Exercise material:
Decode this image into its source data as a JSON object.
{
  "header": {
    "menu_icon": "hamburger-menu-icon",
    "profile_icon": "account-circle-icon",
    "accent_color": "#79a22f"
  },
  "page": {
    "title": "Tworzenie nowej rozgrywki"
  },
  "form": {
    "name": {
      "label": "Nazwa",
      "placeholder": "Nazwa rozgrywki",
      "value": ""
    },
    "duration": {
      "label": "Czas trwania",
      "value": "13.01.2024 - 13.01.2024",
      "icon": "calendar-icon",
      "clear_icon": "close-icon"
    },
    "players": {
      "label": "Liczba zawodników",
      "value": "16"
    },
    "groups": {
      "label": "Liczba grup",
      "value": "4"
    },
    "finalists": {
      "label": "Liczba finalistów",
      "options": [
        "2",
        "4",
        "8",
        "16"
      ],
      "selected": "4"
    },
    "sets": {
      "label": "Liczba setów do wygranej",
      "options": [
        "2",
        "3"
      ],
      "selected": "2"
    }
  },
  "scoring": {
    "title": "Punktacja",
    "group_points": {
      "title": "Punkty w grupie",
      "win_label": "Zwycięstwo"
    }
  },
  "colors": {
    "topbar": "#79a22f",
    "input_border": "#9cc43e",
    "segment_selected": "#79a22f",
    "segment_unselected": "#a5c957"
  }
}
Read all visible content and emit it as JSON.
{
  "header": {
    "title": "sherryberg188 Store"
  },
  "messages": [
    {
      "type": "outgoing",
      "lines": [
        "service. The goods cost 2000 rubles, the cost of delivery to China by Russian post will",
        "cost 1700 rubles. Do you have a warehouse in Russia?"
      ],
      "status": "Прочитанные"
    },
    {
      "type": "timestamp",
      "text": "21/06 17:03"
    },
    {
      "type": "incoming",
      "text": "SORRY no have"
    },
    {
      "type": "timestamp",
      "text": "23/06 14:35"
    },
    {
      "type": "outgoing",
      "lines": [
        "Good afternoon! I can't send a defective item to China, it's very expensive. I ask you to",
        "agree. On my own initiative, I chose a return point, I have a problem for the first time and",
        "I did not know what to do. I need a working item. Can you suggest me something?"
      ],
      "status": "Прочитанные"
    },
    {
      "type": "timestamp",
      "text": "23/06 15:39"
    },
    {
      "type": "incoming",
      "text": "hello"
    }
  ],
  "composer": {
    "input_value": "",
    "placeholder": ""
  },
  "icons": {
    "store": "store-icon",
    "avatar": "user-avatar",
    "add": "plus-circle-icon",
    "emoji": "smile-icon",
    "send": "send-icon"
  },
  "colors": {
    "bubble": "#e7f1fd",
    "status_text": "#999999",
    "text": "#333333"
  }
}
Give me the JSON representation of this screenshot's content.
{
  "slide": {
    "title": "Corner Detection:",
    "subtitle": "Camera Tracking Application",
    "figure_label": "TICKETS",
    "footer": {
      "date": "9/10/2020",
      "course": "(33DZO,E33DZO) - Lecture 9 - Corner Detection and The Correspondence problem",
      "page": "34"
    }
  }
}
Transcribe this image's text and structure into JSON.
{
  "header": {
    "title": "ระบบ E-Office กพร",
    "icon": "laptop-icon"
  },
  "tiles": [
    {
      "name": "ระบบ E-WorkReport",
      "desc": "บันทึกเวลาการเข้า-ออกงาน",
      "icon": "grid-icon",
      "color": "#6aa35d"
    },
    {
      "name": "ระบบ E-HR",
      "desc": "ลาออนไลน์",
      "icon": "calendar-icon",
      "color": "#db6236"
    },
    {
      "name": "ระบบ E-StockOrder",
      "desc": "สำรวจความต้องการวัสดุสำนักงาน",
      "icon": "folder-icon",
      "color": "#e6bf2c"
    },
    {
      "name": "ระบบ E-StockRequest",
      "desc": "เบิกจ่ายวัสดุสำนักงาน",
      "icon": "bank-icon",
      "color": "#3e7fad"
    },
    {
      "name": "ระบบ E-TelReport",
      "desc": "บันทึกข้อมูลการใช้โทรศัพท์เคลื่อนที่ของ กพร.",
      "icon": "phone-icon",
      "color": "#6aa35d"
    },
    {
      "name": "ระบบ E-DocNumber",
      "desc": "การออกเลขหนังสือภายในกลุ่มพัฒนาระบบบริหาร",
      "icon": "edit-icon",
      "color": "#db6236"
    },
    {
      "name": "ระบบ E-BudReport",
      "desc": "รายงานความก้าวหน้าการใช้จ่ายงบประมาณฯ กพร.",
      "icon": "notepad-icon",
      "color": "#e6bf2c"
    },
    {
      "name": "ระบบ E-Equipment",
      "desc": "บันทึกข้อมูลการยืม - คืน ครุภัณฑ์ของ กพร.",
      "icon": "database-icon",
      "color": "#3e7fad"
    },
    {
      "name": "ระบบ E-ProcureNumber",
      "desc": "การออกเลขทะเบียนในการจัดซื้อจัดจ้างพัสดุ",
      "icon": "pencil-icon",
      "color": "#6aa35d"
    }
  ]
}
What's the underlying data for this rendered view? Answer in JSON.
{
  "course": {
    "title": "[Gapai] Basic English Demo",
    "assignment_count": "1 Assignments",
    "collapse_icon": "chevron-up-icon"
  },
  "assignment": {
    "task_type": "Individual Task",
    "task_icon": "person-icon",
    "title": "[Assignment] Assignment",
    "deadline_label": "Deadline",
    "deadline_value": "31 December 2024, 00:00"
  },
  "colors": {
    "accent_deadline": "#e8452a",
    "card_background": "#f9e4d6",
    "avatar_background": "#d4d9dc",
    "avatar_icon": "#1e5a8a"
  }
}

What is being asked: Pick out the lines above containing the word "circle", then copy them.

Response:
    "profile_icon": "account-circle-icon",
    "add": "plus-circle-icon",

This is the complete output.